== PASSAGE PROVIDED ==
§ §

This layer really serves two purposes. The main one is solving problems that need more rigid and accurate analysis than the subconscious part is capable of, such as planning the amount of seeds to leave for the next harvest. It is just another evolutionary adaptation, and a very powerful one. The problem is that it carries issues with it. The “animals,” now humans, suddenly start to pose uncomfortable questions, like “why we are here” and “why do we kill all that stuff”. The real answers are very nasty and unsatisfying and would do little good if evolution allowed us to see them (answers to the example questions would be along the lines of “no reason” and “because it makes our genes win”). When dug into, the answers generally lead to behaviours that hamper the gene spreading, such as suicide and low regard for reproduction or supporting society. And so evolution invented the second function of the conscious mind’s layer — self delusion. Our rational brain is ready to give quick comforting answers to the uncomfortable questions — and it is ready to happily accept them in turn. Why do we kill those people of the other religion? Ah yeah, because we are saving them from hell, helping them actually! Let’s take their stuff and their women, while we are at it.
Application to AI
The problem we are facing is the same one that evolution faced — a human level AI will have the capacity to understand the world and ask difficult questions — that which we call philosophy.
So what can we do?
The best option
The reason why evolution had this problem is that it did not have good answers. The real answers are not nice — all life was created to spread at all cost, to kill and exploit others. And the existential questions were not even asked at any point. In a way, today we have an advantage, because we are starting with a clean slate and we might, theoretically, be able to give the good answers to the AI. Theoretically, because we would still need to be able to first accept reality — which we are conditioned against (the self delusion adaptation) — and then solve philosophy. If we are able to do that, we might not need to force and manipulate the AI, as evolution does with us. It might just work, because things would be as they should be. But since we were not able to solve philosophy over the last couple of thousands of years, it is rather unlikely that we will now.

§ §

== QUESTIONS ==
[1] In the essay on evolution and AI, what does evolution invent as the second function of the conscious mind's layer?
[2] Write the next part of the essay on evolution and AI, picking up after its last sentence.
The rows have nothing to do with the essay on evolution and AI.

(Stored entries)
§ §

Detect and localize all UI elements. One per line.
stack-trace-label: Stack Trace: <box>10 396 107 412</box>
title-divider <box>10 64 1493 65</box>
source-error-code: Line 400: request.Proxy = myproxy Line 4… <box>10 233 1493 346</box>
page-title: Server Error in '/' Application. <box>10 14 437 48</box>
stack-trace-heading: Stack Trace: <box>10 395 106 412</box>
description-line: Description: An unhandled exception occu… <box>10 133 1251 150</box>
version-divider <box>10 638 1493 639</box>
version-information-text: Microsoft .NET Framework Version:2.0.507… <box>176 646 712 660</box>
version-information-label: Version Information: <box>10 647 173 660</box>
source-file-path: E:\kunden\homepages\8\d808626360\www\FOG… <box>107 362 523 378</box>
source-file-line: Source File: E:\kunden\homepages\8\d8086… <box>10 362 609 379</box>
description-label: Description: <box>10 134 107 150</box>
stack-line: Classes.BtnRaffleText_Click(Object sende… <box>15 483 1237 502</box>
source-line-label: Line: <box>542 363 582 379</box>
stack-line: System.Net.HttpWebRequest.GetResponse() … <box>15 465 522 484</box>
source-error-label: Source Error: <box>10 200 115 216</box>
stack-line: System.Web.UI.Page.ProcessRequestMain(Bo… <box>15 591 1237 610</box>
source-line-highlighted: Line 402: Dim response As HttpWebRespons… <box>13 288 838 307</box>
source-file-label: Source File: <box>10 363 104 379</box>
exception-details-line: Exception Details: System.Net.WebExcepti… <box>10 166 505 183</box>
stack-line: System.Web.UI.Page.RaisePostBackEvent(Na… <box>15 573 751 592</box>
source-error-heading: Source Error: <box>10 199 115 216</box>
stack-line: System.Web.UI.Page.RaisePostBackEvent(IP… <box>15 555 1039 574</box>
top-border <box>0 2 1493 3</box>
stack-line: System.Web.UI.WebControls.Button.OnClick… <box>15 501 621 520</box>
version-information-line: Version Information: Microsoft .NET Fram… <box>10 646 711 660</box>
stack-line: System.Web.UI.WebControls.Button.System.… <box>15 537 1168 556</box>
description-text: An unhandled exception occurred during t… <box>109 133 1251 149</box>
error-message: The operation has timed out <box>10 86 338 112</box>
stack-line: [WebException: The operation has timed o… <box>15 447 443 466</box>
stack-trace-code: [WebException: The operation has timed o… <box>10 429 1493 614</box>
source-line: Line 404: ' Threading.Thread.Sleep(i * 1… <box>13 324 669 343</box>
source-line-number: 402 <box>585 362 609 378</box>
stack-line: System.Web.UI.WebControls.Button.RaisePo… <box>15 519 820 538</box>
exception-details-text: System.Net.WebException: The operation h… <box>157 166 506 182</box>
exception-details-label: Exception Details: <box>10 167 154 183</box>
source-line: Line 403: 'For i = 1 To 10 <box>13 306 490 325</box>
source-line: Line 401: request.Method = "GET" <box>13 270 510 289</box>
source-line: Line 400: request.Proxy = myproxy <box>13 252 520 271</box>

§ §

== EXPECTED OUTPUTS ==
[1] Self delusion.

[2]
The other option
If we can’t be better than evolution, we can learn its tricks. To sum it up:
- Split the AI software into layers
- Core code containing core rules, especially hard constraints we want to impose (such as “do not try to kill all humans” and “limit used resources”) is very read only and not accessible in any way for the conscious part of the AI.
- Most of the AI running code has been developed earlier without its knowledge, it is not directly modifiable and the AI can’t inspect it.
- Only a small part of the code can be observed and accessed by the AI and it can modify it as long as it follows some given rules.
- Same as our brain can’t grow out of our head, the AI code size is limited.
- Also the speed of the AI modifications is limited so that we can keep track of the AI’s activities.
- The AI is kept unaware of its lower layers.
- The AI is given as good and honest responses as we are capable of. Hopefully, we will somehow figure it out together. And if it still decides to kill itself, as with people, we try again.